* begin *
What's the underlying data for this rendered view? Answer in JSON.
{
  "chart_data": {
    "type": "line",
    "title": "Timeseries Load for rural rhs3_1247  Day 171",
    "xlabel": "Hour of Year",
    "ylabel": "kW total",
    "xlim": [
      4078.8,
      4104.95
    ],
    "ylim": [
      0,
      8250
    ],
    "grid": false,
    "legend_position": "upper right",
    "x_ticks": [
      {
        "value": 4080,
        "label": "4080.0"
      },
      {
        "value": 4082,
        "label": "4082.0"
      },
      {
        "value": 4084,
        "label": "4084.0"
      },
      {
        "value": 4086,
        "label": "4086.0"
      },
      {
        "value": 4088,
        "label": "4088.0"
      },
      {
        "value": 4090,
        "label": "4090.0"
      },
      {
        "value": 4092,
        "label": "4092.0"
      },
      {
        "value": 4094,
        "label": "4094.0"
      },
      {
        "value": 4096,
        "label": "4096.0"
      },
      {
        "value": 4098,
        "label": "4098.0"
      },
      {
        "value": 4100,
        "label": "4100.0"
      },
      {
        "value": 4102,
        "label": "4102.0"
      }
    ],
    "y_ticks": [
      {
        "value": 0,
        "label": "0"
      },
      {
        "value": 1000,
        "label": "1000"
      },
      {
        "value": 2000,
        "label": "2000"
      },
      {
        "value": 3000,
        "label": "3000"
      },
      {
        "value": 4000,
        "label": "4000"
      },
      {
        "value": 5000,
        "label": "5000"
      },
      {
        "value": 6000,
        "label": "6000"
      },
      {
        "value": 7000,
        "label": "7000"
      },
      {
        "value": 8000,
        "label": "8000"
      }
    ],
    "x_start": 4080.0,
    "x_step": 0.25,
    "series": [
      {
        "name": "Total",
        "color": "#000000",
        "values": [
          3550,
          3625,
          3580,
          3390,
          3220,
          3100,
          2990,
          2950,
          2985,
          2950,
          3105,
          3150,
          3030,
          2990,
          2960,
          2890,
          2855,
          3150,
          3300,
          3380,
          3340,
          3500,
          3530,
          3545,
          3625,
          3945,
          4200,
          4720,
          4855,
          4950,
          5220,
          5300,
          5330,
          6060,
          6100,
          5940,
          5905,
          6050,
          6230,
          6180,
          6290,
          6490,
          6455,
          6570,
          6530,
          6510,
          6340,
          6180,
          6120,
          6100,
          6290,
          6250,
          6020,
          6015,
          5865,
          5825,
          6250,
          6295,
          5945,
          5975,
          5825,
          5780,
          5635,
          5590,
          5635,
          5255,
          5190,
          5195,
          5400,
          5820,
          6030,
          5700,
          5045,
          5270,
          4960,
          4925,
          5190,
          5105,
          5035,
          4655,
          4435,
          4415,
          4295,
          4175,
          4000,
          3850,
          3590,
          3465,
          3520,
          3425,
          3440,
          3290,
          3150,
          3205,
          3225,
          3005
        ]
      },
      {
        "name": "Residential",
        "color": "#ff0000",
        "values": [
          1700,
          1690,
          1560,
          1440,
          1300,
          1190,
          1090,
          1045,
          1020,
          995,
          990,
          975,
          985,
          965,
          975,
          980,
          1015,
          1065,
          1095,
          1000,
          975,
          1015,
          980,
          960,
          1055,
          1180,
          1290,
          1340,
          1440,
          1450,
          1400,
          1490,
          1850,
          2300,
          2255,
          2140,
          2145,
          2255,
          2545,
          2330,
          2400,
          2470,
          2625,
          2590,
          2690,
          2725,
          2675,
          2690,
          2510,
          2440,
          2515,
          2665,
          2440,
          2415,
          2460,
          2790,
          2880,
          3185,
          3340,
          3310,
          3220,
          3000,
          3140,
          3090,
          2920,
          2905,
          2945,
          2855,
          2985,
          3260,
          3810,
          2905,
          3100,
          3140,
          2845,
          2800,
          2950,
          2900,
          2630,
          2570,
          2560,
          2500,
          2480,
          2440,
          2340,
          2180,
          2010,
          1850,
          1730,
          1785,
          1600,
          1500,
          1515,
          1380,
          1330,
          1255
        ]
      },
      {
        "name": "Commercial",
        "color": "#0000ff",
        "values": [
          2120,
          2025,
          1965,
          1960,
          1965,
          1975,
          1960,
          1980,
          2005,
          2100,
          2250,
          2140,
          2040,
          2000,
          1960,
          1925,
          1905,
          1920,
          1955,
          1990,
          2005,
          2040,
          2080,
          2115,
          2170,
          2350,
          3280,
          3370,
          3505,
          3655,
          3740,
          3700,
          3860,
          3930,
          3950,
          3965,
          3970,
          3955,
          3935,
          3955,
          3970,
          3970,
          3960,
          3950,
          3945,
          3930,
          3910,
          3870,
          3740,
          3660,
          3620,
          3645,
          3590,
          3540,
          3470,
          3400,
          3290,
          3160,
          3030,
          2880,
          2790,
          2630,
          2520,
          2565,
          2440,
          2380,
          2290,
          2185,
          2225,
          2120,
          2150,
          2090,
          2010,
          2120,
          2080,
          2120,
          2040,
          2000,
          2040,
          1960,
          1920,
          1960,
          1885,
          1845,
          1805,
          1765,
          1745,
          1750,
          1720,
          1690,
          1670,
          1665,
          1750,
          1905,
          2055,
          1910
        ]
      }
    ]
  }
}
* end *
Identify the lines of the data that contain the word "color". Copy each of them.

        "color": "#000000",
        "color": "#ff0000",
        "color": "#0000ff",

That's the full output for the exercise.